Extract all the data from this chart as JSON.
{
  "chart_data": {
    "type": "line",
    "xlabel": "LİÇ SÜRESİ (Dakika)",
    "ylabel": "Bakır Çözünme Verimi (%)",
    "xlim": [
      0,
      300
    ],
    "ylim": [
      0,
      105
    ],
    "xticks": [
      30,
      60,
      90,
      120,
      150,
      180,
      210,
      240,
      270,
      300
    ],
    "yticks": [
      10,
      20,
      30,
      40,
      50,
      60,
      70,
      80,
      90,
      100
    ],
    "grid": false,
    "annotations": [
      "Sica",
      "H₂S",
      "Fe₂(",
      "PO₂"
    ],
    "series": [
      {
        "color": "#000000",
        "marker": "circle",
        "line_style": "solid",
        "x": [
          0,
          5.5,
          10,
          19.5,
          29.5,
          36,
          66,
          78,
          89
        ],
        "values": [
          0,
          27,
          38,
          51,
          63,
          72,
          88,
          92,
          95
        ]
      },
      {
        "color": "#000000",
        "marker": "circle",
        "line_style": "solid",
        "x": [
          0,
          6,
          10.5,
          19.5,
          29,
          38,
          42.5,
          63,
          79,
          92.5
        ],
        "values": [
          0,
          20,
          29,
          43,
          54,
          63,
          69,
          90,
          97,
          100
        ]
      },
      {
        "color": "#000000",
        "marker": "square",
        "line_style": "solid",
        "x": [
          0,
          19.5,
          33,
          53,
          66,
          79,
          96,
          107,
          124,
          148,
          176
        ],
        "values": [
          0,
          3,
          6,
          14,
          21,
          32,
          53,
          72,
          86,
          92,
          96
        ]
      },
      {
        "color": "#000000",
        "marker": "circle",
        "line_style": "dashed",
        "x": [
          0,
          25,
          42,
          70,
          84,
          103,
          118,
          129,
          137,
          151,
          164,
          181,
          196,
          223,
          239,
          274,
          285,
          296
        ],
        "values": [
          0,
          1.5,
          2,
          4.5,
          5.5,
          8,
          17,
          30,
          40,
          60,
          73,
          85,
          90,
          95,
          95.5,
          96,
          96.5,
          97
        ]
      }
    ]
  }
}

▬▬▬▬▬▬

Return all of the data word for word.

Extract all the data from this chart as JSON.
{
  "chart_data": {
    "type": "line",
    "xlabel": "LİÇ SÜRESİ (Dakika)",
    "ylabel": "Bakır Çözünme Verimi (%)",
    "xlim": [
      0,
      300
    ],
    "ylim": [
      0,
      105
    ],
    "xticks": [
      30,
      60,
      90,
      120,
      150,
      180,
      210,
      240,
      270,
      300
    ],
    "yticks": [
      10,
      20,
      30,
      40,
      50,
      60,
      70,
      80,
      90,
      100
    ],
    "grid": false,
    "annotations": [
      "Sica",
      "H₂S",
      "Fe₂(",
      "PO₂"
    ],
    "series": [
      {
        "color": "#000000",
        "marker": "circle",
        "line_style": "solid",
        "x": [
          0,
          5.5,
          10,
          19.5,
          29.5,
          36,
          66,
          78,
          89
        ],
        "values": [
          0,
          27,
          38,
          51,
          63,
          72,
          88,
          92,
          95
        ]
      },
      {
        "color": "#000000",
        "marker": "circle",
        "line_style": "solid",
        "x": [
          0,
          6,
          10.5,
          19.5,
          29,
          38,
          42.5,
          63,
          79,
          92.5
        ],
        "values": [
          0,
          20,
          29,
          43,
          54,
          63,
          69,
          90,
          97,
          100
        ]
      },
      {
        "color": "#000000",
        "marker": "square",
        "line_style": "solid",
        "x": [
          0,
          19.5,
          33,
          53,
          66,
          79,
          96,
          107,
          124,
          148,
          176
        ],
        "values": [
          0,
          3,
          6,
          14,
          21,
          32,
          53,
          72,
          86,
          92,
          96
        ]
      },
      {
        "color": "#000000",
        "marker": "circle",
        "line_style": "dashed",
        "x": [
          0,
          25,
          42,
          70,
          84,
          103,
          118,
          129,
          137,
          151,
          164,
          181,
          196,
          223,
          239,
          274,
          285,
          296
        ],
        "values": [
          0,
          1.5,
          2,
          4.5,
          5.5,
          8,
          17,
          30,
          40,
          60,
          73,
          85,
          90,
          95,
          95.5,
          96,
          96.5,
          97
        ]
      }
    ]
  }
}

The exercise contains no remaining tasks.